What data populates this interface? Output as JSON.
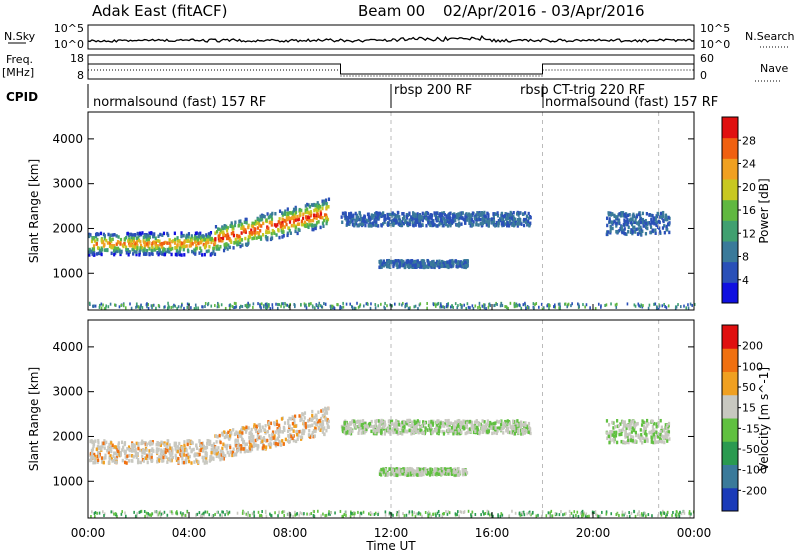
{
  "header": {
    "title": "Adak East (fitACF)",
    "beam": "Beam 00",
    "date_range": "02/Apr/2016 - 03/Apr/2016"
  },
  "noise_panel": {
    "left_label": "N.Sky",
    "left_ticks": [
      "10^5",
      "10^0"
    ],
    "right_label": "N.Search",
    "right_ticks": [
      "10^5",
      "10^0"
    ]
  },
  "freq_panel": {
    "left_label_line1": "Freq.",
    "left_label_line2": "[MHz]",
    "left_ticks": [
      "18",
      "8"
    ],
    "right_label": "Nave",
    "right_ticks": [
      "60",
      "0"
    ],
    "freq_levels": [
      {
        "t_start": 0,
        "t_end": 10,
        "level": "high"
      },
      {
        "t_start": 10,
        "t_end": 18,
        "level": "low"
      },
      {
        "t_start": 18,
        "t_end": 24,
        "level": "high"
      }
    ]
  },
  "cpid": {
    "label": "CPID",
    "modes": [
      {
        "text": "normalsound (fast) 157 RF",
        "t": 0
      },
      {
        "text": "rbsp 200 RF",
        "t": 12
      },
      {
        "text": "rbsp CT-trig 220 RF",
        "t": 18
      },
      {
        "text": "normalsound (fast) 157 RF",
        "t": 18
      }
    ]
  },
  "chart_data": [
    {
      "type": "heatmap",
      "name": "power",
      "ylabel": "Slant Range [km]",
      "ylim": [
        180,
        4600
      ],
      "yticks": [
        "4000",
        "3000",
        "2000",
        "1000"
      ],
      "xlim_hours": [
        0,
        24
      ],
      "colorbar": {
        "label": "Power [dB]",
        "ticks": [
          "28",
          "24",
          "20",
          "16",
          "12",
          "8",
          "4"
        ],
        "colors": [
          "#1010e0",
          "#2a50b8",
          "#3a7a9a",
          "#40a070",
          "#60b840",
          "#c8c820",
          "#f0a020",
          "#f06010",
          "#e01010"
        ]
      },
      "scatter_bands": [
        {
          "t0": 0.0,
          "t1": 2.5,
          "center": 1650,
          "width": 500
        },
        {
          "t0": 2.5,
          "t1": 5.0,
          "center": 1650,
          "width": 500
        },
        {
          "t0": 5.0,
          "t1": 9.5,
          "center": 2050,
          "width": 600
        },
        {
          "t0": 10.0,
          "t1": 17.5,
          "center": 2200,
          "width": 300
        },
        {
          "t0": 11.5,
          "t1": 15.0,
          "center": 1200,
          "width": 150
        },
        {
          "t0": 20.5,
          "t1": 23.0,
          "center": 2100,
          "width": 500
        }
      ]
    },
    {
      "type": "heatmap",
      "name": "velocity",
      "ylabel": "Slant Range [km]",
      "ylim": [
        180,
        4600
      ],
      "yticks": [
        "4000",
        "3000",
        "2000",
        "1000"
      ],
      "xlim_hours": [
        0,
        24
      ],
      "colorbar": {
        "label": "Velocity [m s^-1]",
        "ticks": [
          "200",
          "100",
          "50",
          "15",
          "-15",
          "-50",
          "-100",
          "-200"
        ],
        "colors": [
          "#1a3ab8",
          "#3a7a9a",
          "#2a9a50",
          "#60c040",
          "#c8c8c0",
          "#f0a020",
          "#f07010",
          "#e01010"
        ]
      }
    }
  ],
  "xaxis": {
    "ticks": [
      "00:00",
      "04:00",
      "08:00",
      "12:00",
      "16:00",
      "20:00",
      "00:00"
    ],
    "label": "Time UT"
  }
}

——————————

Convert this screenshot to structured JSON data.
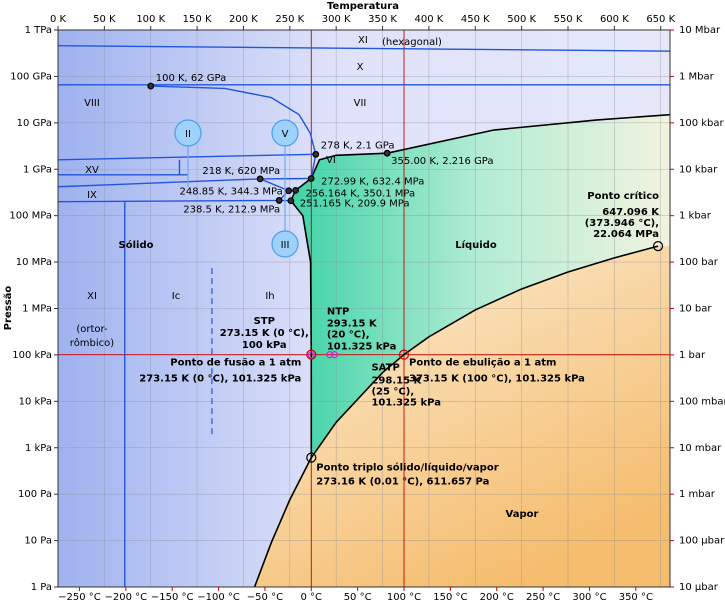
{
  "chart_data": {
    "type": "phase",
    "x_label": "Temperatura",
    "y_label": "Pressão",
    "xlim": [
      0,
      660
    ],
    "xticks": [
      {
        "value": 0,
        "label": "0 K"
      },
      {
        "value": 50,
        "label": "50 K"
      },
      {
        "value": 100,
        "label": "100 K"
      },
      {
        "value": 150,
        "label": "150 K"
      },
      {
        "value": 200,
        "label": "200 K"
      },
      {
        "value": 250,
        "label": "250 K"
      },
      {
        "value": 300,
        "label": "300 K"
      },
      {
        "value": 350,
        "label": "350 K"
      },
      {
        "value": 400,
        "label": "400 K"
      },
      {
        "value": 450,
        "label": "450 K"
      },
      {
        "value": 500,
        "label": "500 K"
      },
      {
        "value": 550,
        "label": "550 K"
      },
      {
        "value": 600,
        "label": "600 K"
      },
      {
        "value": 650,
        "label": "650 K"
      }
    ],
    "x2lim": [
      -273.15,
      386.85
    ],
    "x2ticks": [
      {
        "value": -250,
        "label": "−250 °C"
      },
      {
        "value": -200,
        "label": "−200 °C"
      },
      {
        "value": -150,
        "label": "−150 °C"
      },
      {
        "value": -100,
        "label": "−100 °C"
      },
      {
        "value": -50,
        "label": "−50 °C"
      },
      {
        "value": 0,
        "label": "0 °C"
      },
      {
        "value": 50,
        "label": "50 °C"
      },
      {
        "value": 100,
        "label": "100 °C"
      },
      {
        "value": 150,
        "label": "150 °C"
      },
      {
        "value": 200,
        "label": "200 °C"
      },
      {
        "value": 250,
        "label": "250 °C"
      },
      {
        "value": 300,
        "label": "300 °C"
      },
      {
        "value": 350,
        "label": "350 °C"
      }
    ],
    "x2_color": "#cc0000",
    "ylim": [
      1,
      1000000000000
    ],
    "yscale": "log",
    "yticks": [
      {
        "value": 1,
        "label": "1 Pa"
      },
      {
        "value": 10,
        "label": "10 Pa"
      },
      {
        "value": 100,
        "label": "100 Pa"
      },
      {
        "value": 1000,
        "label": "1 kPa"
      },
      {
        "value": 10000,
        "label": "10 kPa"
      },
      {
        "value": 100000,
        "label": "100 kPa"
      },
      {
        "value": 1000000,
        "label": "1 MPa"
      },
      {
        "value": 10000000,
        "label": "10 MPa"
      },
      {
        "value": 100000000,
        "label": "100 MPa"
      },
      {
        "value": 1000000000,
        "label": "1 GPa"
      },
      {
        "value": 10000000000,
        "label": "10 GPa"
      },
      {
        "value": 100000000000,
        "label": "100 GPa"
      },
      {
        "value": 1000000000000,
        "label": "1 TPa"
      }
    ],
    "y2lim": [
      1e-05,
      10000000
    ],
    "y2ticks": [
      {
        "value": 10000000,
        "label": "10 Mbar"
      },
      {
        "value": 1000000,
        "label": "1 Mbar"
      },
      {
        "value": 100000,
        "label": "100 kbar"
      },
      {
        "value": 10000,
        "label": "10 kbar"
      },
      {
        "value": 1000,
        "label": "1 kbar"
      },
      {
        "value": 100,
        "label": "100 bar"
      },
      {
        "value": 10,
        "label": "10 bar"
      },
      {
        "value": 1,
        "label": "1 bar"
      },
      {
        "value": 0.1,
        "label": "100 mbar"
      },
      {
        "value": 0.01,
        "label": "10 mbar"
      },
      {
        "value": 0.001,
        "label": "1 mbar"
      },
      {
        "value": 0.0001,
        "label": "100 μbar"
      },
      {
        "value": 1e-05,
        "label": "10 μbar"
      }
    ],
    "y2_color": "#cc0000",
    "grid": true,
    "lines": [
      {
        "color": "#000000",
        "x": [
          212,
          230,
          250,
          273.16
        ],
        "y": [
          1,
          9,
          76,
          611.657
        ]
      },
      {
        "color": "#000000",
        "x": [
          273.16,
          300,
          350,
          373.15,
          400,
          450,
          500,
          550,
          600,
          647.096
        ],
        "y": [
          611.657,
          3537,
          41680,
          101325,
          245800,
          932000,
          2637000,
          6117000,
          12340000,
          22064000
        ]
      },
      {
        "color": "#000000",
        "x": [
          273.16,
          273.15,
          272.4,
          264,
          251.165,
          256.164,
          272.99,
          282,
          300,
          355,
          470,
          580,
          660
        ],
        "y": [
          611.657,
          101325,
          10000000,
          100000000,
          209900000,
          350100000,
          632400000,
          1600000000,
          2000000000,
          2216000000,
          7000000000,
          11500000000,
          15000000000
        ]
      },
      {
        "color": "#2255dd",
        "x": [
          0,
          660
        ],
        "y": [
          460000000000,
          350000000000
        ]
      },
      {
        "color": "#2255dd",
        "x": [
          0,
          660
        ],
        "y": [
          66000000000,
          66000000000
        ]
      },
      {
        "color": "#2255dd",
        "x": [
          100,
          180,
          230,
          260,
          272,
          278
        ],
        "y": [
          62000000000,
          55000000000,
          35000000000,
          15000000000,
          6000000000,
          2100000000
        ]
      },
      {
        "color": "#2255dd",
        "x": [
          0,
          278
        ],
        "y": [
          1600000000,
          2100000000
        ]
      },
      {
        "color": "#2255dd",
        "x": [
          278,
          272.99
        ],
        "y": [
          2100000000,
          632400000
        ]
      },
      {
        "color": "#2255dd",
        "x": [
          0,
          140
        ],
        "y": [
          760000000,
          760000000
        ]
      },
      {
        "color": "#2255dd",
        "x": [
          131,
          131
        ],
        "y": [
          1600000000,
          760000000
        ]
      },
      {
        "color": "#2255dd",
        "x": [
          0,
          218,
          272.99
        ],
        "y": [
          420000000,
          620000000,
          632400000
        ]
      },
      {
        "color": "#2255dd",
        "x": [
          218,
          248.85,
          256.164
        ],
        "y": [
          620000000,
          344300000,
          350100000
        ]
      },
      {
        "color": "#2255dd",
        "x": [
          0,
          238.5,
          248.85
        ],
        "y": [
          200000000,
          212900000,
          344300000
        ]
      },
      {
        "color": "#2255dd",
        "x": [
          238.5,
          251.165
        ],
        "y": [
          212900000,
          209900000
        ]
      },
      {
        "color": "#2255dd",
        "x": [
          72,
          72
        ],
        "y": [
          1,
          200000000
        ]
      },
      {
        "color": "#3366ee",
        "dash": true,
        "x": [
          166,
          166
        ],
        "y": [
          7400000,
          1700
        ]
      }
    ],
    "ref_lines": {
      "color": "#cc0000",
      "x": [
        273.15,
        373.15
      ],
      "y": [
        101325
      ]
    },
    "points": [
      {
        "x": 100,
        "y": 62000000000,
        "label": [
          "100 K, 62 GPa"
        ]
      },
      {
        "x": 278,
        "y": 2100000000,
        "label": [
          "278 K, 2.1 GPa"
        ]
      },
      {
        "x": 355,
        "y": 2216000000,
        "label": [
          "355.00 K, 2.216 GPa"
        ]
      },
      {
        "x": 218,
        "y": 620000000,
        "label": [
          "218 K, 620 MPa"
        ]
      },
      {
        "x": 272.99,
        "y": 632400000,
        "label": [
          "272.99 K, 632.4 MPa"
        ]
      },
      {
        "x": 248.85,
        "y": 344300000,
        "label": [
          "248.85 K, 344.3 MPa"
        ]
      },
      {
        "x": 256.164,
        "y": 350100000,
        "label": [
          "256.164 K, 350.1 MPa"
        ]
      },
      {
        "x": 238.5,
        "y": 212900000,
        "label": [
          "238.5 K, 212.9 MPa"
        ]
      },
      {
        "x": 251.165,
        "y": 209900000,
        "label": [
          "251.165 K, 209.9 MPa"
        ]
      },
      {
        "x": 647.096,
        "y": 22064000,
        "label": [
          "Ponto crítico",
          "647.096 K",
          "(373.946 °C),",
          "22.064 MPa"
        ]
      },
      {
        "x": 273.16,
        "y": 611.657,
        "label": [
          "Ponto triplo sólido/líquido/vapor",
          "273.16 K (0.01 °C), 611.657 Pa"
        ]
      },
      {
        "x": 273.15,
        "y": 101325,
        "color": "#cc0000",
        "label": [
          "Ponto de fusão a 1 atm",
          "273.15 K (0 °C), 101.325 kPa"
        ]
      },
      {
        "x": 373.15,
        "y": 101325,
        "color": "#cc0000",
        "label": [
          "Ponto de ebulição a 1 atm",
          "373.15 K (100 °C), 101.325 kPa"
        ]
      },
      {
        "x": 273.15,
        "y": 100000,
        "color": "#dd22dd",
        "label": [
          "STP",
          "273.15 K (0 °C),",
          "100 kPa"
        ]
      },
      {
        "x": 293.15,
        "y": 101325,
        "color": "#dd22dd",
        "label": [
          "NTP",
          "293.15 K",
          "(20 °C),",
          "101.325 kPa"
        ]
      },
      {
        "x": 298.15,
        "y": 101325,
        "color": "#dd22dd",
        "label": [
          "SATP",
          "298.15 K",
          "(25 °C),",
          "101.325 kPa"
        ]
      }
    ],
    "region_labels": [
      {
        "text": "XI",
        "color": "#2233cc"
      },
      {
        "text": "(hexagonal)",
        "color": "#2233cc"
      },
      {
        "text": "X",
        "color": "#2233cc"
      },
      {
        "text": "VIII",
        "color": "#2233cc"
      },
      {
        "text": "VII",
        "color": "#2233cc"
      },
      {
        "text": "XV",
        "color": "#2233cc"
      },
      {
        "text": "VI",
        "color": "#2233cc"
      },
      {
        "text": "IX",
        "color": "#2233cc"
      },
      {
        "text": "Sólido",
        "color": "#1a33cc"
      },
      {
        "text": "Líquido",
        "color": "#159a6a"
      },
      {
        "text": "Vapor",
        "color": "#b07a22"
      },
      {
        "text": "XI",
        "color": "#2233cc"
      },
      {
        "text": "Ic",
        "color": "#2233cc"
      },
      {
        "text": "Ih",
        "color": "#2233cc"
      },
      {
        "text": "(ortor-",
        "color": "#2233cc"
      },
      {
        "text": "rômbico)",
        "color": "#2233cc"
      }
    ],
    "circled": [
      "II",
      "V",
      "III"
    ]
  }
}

——————————

Examine the entries and report how many of their lines contain the string "this", giving no more than the number.

2